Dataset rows
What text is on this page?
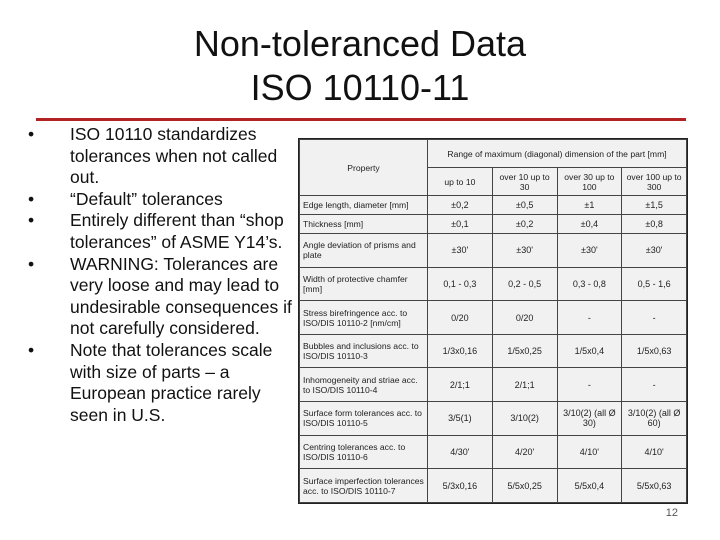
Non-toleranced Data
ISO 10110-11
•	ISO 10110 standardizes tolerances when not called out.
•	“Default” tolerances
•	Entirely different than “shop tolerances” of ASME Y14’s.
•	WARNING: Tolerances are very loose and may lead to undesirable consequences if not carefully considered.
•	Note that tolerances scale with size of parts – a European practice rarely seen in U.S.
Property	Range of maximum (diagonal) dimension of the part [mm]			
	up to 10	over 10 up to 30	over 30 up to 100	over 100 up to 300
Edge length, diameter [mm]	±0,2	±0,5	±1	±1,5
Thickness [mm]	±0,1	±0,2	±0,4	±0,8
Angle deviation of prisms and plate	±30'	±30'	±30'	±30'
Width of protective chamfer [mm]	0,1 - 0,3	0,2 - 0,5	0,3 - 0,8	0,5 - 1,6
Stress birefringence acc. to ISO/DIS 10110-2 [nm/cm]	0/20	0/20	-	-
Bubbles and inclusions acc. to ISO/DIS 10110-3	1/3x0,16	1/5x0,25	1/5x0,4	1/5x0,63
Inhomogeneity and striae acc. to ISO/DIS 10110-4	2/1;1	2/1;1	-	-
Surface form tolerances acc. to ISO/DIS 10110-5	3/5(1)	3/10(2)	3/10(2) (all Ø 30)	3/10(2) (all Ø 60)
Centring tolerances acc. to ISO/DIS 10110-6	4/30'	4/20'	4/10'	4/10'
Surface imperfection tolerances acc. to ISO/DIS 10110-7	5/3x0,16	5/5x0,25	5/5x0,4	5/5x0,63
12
---
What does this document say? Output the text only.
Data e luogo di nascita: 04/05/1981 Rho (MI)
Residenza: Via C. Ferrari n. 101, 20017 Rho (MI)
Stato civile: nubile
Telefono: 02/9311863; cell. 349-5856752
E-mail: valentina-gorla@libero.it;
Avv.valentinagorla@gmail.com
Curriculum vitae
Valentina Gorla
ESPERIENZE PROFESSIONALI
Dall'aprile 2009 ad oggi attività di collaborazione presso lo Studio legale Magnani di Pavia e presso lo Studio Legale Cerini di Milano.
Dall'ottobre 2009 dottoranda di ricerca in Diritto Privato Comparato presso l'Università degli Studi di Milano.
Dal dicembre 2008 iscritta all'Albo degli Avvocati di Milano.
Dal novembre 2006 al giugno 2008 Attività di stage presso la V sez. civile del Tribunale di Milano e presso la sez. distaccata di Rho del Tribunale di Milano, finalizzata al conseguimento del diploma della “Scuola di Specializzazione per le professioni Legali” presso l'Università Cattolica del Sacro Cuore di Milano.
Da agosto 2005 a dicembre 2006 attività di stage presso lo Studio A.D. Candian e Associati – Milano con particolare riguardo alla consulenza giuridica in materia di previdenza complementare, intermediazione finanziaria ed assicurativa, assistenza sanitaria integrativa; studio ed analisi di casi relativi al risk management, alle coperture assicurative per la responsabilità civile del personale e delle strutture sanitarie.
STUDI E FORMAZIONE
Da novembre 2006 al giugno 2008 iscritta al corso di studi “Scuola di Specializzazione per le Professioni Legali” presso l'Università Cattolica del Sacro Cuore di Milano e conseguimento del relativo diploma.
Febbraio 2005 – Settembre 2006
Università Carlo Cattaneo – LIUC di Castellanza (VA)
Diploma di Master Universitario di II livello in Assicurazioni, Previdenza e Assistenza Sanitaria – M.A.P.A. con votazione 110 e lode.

_Exercise instructions_
Determine how many lines in the data above contain the string "degli". Give nothing except the number.

_Completed task_
2